WORK INSTRUCTIONS = Copy every line of the data in which the word "best" occurs.

(Data entries)
..............................
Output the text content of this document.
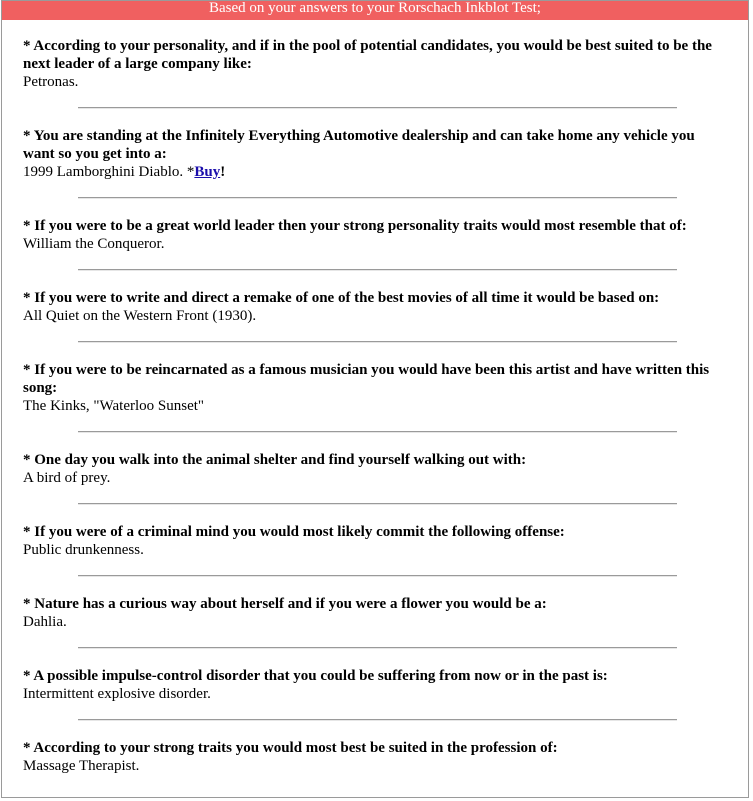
Based on your answers to your Rorschach Inkblot Test;
* According to your personality, and if in the pool of potential candidates, you would be best suited to be the next leader of a large company like:
Petronas.
* You are standing at the Infinitely Everything Automotive dealership and can take home any vehicle you want so you get into a:
1999 Lamborghini Diablo. *Buy!
* If you were to be a great world leader then your strong personality traits would most resemble that of:
William the Conqueror.
* If you were to write and direct a remake of one of the best movies of all time it would be based on:
All Quiet on the Western Front (1930).
* If you were to be reincarnated as a famous musician you would have been this artist and have written this song:
The Kinks, "Waterloo Sunset"
* One day you walk into the animal shelter and find yourself walking out with:
A bird of prey.
* If you were of a criminal mind you would most likely commit the following offense:
Public drunkenness.
* Nature has a curious way about herself and if you were a flower you would be a:
Dahlia.
* A possible impulse-control disorder that you could be suffering from now or in the past is:
Intermittent explosive disorder.
* According to your strong traits you would most best be suited in the profession of:
Massage Therapist.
..............................
EXERCISE RESULT =
* According to your personality, and if in the pool of potential candidates, you would be best suited to be the next leader of a large company like:
* If you were to write and direct a remake of one of the best movies of all time it would be based on:
* According to your strong traits you would most best be suited in the profession of:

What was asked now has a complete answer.